**Given instruction**
Using the records below, locate all lines containing "للبيع" and return them.

**Data in this exercise**
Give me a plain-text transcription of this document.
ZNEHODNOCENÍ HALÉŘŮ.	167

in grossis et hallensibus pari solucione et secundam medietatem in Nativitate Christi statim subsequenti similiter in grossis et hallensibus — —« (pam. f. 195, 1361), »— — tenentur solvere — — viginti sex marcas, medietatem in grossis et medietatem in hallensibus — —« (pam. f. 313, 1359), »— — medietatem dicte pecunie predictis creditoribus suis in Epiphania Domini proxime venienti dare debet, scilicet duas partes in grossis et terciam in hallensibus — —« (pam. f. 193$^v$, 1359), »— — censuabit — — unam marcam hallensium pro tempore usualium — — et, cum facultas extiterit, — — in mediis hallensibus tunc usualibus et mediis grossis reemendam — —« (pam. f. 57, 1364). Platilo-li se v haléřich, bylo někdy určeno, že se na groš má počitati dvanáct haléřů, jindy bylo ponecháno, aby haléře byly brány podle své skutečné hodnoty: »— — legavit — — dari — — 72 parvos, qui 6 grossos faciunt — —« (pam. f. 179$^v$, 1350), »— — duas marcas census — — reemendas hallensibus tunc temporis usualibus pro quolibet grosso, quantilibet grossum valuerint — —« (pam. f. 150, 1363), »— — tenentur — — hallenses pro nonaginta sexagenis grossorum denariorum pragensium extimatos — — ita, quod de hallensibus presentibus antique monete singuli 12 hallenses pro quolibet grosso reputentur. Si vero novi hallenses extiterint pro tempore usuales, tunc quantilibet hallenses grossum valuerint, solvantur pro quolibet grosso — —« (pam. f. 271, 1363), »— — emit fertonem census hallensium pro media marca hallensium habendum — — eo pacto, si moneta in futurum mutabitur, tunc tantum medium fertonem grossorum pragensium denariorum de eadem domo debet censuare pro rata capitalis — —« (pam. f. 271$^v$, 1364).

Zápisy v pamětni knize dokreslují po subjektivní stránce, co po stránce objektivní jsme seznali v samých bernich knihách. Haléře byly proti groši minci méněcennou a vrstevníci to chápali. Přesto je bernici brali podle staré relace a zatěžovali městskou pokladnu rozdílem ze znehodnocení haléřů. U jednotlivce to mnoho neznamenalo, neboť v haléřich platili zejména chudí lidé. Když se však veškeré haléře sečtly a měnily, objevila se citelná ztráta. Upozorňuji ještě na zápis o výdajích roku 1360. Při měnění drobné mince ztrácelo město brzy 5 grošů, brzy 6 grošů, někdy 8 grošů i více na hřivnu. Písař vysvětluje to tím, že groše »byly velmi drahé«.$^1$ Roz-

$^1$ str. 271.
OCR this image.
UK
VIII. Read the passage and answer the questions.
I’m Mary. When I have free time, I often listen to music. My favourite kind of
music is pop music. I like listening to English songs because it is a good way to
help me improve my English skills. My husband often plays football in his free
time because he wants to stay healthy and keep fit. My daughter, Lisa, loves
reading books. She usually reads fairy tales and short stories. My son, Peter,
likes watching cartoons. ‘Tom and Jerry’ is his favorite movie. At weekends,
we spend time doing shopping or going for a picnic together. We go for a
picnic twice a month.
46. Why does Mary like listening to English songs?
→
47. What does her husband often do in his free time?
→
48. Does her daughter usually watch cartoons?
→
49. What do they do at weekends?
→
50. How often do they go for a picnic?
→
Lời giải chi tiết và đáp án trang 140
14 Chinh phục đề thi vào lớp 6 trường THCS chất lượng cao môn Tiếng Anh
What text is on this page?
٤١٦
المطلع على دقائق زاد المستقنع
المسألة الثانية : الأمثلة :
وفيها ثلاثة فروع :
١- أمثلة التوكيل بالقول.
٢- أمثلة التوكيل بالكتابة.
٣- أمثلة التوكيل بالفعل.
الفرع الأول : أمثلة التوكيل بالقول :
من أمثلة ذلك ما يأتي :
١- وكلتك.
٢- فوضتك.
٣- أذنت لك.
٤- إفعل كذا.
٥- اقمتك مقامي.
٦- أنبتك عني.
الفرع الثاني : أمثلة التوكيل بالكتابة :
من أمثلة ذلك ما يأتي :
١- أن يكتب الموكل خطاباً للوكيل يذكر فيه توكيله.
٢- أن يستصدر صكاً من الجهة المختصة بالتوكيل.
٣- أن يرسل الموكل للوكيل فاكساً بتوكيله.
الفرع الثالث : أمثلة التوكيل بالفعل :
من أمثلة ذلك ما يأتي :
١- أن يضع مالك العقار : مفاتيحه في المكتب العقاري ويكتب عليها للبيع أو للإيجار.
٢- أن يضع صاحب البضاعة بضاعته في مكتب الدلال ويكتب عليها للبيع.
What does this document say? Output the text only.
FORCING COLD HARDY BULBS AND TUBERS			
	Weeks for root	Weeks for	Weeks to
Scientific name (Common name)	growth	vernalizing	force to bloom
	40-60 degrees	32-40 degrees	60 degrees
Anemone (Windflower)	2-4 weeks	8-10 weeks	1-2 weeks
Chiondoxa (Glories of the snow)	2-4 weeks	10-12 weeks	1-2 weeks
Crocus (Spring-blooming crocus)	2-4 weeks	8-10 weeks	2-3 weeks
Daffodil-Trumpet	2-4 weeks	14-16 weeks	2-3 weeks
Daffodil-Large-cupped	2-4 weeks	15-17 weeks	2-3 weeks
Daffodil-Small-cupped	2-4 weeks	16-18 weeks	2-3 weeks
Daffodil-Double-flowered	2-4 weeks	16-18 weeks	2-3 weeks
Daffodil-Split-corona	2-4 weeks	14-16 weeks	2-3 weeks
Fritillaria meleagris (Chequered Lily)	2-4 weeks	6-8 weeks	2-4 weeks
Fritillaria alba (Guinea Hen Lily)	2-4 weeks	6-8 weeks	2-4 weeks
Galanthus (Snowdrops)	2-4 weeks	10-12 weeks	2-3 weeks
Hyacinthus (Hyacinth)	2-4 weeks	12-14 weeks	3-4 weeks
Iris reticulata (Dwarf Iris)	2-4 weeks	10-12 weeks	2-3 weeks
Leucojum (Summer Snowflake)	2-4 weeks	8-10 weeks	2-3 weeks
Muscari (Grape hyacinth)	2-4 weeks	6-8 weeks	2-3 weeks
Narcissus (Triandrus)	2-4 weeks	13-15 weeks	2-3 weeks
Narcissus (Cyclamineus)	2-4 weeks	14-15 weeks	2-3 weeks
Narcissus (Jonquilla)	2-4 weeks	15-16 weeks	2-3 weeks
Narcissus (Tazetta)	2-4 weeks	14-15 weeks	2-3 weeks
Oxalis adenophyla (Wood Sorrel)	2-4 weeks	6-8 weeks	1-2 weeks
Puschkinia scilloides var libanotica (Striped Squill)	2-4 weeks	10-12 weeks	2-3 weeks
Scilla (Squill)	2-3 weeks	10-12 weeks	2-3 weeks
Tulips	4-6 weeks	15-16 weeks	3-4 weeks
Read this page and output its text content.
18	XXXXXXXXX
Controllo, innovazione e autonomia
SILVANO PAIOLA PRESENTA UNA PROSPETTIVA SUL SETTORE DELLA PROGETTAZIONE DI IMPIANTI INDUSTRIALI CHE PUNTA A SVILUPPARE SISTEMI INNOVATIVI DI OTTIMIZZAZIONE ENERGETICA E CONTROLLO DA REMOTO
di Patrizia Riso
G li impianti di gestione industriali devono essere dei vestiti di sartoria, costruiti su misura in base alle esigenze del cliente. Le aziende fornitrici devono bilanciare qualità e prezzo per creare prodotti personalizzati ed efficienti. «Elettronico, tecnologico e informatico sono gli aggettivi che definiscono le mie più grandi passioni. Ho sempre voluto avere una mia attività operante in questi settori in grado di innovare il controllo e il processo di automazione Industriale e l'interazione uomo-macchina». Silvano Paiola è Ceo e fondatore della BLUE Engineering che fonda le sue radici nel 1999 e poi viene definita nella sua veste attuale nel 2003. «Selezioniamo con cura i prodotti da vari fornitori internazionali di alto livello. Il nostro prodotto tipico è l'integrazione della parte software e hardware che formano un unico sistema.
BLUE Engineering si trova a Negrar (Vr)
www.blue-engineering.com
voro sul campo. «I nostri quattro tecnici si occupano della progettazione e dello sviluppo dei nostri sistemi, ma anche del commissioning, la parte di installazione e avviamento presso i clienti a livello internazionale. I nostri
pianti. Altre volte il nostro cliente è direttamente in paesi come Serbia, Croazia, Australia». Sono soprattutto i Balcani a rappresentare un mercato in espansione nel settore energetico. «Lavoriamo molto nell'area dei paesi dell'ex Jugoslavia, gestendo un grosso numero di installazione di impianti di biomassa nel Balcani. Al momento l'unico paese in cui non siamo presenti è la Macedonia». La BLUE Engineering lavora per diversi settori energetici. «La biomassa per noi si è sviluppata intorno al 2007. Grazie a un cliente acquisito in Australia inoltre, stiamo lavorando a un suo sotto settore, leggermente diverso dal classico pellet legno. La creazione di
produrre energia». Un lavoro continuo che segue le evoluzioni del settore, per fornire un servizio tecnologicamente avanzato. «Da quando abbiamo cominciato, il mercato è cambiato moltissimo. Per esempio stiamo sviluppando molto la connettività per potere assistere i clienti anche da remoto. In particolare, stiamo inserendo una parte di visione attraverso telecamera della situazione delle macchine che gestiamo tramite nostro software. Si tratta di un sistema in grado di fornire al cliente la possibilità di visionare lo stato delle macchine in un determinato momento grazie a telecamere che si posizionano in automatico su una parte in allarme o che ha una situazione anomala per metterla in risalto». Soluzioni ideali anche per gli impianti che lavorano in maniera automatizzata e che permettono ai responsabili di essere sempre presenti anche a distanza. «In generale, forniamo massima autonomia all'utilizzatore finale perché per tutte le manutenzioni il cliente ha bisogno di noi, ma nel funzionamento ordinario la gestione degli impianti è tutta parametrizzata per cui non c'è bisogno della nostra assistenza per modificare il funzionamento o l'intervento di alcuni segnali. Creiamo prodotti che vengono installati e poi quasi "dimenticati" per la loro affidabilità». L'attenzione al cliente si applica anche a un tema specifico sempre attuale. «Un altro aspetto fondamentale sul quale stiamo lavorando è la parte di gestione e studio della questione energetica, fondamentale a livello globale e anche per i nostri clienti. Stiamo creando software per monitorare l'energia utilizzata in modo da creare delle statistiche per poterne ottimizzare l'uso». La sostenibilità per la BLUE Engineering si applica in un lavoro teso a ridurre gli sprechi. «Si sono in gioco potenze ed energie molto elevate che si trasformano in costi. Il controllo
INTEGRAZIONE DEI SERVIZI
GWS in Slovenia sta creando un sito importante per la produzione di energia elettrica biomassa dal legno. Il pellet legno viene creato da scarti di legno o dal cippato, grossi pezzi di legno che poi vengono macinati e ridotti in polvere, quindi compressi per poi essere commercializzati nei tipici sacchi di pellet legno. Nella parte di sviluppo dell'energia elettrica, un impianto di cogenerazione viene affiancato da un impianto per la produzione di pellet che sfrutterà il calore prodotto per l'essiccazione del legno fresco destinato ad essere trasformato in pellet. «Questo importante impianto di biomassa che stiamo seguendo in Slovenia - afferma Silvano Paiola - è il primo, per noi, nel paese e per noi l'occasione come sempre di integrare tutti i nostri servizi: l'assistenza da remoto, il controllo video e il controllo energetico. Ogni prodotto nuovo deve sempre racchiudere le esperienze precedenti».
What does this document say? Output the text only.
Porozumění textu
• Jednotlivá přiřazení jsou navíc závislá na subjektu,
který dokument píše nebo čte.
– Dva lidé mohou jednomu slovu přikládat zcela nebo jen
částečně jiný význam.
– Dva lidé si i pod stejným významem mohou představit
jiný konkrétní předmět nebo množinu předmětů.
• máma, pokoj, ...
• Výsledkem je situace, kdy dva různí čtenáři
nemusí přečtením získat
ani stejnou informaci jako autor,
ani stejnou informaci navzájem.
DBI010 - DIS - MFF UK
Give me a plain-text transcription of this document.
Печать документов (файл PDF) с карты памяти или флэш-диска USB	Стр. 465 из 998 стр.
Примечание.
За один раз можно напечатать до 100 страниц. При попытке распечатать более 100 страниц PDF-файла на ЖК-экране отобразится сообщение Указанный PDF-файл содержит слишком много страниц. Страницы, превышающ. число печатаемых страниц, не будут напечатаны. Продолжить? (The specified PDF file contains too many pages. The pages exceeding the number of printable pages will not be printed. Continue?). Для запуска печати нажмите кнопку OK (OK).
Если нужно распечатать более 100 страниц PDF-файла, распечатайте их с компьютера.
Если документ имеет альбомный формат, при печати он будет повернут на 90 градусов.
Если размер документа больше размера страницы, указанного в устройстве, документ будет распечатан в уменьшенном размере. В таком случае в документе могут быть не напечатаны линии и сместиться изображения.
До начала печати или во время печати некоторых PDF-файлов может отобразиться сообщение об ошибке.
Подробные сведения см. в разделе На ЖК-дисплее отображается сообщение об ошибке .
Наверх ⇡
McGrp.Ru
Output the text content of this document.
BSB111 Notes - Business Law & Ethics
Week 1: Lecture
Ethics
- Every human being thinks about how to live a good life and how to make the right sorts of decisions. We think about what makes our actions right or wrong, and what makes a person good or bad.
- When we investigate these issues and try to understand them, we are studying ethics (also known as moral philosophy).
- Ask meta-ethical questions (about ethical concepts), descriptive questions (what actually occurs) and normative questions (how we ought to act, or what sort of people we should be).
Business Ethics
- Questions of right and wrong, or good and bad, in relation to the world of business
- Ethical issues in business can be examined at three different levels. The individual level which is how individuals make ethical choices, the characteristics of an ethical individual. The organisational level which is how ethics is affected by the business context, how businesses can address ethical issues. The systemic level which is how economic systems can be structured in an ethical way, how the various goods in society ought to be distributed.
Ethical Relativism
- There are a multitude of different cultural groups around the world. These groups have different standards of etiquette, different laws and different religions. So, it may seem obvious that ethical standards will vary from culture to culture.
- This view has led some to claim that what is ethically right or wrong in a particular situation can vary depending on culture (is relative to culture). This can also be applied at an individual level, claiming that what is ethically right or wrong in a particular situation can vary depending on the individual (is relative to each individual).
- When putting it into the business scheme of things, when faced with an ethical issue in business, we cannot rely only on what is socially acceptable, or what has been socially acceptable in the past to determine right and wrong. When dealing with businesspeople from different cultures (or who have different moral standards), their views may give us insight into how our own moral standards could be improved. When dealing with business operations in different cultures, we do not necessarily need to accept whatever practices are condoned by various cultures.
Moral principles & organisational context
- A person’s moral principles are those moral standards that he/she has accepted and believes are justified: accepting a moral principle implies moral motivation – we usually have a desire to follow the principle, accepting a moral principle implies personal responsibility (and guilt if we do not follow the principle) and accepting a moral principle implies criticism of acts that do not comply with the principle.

**Written solution**
١- أن يضع مالك العقار : مفاتيحه في المكتب العقاري ويكتب عليها للبيع أو للإيجار.
٢- أن يضع صاحب البضاعة بضاعته في مكتب الدلال ويكتب عليها للبيع.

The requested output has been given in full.